-- START OF LISTED RECORDS --

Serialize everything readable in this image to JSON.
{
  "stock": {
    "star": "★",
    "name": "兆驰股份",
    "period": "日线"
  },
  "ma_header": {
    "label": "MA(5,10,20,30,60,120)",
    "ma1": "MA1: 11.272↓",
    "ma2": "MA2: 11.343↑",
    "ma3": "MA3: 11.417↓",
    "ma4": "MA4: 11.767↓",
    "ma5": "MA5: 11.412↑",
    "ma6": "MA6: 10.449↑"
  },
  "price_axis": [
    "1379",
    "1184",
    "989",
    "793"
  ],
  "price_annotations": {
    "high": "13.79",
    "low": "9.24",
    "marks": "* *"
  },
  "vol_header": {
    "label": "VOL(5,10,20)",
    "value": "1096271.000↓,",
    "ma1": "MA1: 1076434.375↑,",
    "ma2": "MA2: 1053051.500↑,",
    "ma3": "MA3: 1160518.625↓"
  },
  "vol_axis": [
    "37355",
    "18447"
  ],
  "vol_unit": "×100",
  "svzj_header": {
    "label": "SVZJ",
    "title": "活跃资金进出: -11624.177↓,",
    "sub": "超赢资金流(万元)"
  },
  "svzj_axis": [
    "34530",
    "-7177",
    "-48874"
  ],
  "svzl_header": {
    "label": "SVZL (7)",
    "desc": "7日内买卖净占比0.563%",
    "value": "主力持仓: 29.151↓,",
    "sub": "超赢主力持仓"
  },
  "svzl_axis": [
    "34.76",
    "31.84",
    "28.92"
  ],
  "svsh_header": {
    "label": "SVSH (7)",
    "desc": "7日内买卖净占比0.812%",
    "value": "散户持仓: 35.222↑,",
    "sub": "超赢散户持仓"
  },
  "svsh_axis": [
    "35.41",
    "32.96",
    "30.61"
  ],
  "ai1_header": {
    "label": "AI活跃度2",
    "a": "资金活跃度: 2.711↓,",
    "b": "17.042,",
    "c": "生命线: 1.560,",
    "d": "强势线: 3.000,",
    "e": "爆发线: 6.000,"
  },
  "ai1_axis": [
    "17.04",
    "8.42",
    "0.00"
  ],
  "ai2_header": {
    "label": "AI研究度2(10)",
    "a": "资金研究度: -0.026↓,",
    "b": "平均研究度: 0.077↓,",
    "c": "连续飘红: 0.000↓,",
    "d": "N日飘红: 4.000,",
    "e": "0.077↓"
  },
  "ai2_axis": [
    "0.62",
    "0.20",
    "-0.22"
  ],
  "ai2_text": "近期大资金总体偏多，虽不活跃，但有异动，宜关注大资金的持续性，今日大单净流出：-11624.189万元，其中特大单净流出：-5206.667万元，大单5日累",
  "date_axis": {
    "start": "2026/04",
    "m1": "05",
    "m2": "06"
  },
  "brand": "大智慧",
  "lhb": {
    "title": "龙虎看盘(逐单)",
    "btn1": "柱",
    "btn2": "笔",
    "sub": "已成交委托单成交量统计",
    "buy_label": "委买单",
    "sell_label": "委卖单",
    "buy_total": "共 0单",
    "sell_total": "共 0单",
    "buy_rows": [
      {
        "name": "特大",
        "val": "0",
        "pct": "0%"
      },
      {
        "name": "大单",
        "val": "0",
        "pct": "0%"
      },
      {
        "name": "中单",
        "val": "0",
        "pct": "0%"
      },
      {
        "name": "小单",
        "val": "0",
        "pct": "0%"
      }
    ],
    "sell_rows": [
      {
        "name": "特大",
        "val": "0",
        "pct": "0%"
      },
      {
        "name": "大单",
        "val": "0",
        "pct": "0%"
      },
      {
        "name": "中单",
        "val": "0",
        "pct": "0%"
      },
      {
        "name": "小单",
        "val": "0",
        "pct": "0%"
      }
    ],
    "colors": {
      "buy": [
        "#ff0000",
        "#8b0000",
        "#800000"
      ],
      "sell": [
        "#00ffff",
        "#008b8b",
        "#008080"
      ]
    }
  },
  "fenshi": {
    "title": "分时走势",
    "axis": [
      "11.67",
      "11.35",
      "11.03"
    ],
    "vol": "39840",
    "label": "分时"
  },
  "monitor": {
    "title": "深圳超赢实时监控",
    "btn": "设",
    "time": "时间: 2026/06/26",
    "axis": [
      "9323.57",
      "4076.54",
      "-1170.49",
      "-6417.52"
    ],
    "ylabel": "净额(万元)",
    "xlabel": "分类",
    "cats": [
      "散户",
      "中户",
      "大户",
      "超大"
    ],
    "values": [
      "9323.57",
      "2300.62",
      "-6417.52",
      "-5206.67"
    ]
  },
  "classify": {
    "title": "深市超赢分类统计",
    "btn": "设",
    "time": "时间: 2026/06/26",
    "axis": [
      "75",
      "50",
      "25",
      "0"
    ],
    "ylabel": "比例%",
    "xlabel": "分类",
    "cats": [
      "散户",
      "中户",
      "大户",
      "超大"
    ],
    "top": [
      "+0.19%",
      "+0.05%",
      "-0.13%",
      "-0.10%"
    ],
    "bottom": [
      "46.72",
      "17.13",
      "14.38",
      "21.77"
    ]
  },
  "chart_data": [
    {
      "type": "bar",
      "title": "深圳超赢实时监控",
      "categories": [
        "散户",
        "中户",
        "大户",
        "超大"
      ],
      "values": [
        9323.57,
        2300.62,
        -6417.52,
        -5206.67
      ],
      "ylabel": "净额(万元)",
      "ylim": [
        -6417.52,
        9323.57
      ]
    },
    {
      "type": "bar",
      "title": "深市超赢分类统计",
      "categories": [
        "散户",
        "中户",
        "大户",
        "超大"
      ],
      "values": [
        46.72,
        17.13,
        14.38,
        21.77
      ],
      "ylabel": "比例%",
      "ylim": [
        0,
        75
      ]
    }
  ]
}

-- END OF LISTED RECORDS --

Exact copies of all the records are required.

Serialize everything readable in this image to JSON.
{
  "stock": {
    "star": "★",
    "name": "兆驰股份",
    "period": "日线"
  },
  "ma_header": {
    "label": "MA(5,10,20,30,60,120)",
    "ma1": "MA1: 11.272↓",
    "ma2": "MA2: 11.343↑",
    "ma3": "MA3: 11.417↓",
    "ma4": "MA4: 11.767↓",
    "ma5": "MA5: 11.412↑",
    "ma6": "MA6: 10.449↑"
  },
  "price_axis": [
    "1379",
    "1184",
    "989",
    "793"
  ],
  "price_annotations": {
    "high": "13.79",
    "low": "9.24",
    "marks": "* *"
  },
  "vol_header": {
    "label": "VOL(5,10,20)",
    "value": "1096271.000↓,",
    "ma1": "MA1: 1076434.375↑,",
    "ma2": "MA2: 1053051.500↑,",
    "ma3": "MA3: 1160518.625↓"
  },
  "vol_axis": [
    "37355",
    "18447"
  ],
  "vol_unit": "×100",
  "svzj_header": {
    "label": "SVZJ",
    "title": "活跃资金进出: -11624.177↓,",
    "sub": "超赢资金流(万元)"
  },
  "svzj_axis": [
    "34530",
    "-7177",
    "-48874"
  ],
  "svzl_header": {
    "label": "SVZL (7)",
    "desc": "7日内买卖净占比0.563%",
    "value": "主力持仓: 29.151↓,",
    "sub": "超赢主力持仓"
  },
  "svzl_axis": [
    "34.76",
    "31.84",
    "28.92"
  ],
  "svsh_header": {
    "label": "SVSH (7)",
    "desc": "7日内买卖净占比0.812%",
    "value": "散户持仓: 35.222↑,",
    "sub": "超赢散户持仓"
  },
  "svsh_axis": [
    "35.41",
    "32.96",
    "30.61"
  ],
  "ai1_header": {
    "label": "AI活跃度2",
    "a": "资金活跃度: 2.711↓,",
    "b": "17.042,",
    "c": "生命线: 1.560,",
    "d": "强势线: 3.000,",
    "e": "爆发线: 6.000,"
  },
  "ai1_axis": [
    "17.04",
    "8.42",
    "0.00"
  ],
  "ai2_header": {
    "label": "AI研究度2(10)",
    "a": "资金研究度: -0.026↓,",
    "b": "平均研究度: 0.077↓,",
    "c": "连续飘红: 0.000↓,",
    "d": "N日飘红: 4.000,",
    "e": "0.077↓"
  },
  "ai2_axis": [
    "0.62",
    "0.20",
    "-0.22"
  ],
  "ai2_text": "近期大资金总体偏多，虽不活跃，但有异动，宜关注大资金的持续性，今日大单净流出：-11624.189万元，其中特大单净流出：-5206.667万元，大单5日累",
  "date_axis": {
    "start": "2026/04",
    "m1": "05",
    "m2": "06"
  },
  "brand": "大智慧",
  "lhb": {
    "title": "龙虎看盘(逐单)",
    "btn1": "柱",
    "btn2": "笔",
    "sub": "已成交委托单成交量统计",
    "buy_label": "委买单",
    "sell_label": "委卖单",
    "buy_total": "共 0单",
    "sell_total": "共 0单",
    "buy_rows": [
      {
        "name": "特大",
        "val": "0",
        "pct": "0%"
      },
      {
        "name": "大单",
        "val": "0",
        "pct": "0%"
      },
      {
        "name": "中单",
        "val": "0",
        "pct": "0%"
      },
      {
        "name": "小单",
        "val": "0",
        "pct": "0%"
      }
    ],
    "sell_rows": [
      {
        "name": "特大",
        "val": "0",
        "pct": "0%"
      },
      {
        "name": "大单",
        "val": "0",
        "pct": "0%"
      },
      {
        "name": "中单",
        "val": "0",
        "pct": "0%"
      },
      {
        "name": "小单",
        "val": "0",
        "pct": "0%"
      }
    ],
    "colors": {
      "buy": [
        "#ff0000",
        "#8b0000",
        "#800000"
      ],
      "sell": [
        "#00ffff",
        "#008b8b",
        "#008080"
      ]
    }
  },
  "fenshi": {
    "title": "分时走势",
    "axis": [
      "11.67",
      "11.35",
      "11.03"
    ],
    "vol": "39840",
    "label": "分时"
  },
  "monitor": {
    "title": "深圳超赢实时监控",
    "btn": "设",
    "time": "时间: 2026/06/26",
    "axis": [
      "9323.57",
      "4076.54",
      "-1170.49",
      "-6417.52"
    ],
    "ylabel": "净额(万元)",
    "xlabel": "分类",
    "cats": [
      "散户",
      "中户",
      "大户",
      "超大"
    ],
    "values": [
      "9323.57",
      "2300.62",
      "-6417.52",
      "-5206.67"
    ]
  },
  "classify": {
    "title": "深市超赢分类统计",
    "btn": "设",
    "time": "时间: 2026/06/26",
    "axis": [
      "75",
      "50",
      "25",
      "0"
    ],
    "ylabel": "比例%",
    "xlabel": "分类",
    "cats": [
      "散户",
      "中户",
      "大户",
      "超大"
    ],
    "top": [
      "+0.19%",
      "+0.05%",
      "-0.13%",
      "-0.10%"
    ],
    "bottom": [
      "46.72",
      "17.13",
      "14.38",
      "21.77"
    ]
  },
  "chart_data": [
    {
      "type": "bar",
      "title": "深圳超赢实时监控",
      "categories": [
        "散户",
        "中户",
        "大户",
        "超大"
      ],
      "values": [
        9323.57,
        2300.62,
        -6417.52,
        -5206.67
      ],
      "ylabel": "净额(万元)",
      "ylim": [
        -6417.52,
        9323.57
      ]
    },
    {
      "type": "bar",
      "title": "深市超赢分类统计",
      "categories": [
        "散户",
        "中户",
        "大户",
        "超大"
      ],
      "values": [
        46.72,
        17.13,
        14.38,
        21.77
      ],
      "ylabel": "比例%",
      "ylim": [
        0,
        75
      ]
    }
  ]
}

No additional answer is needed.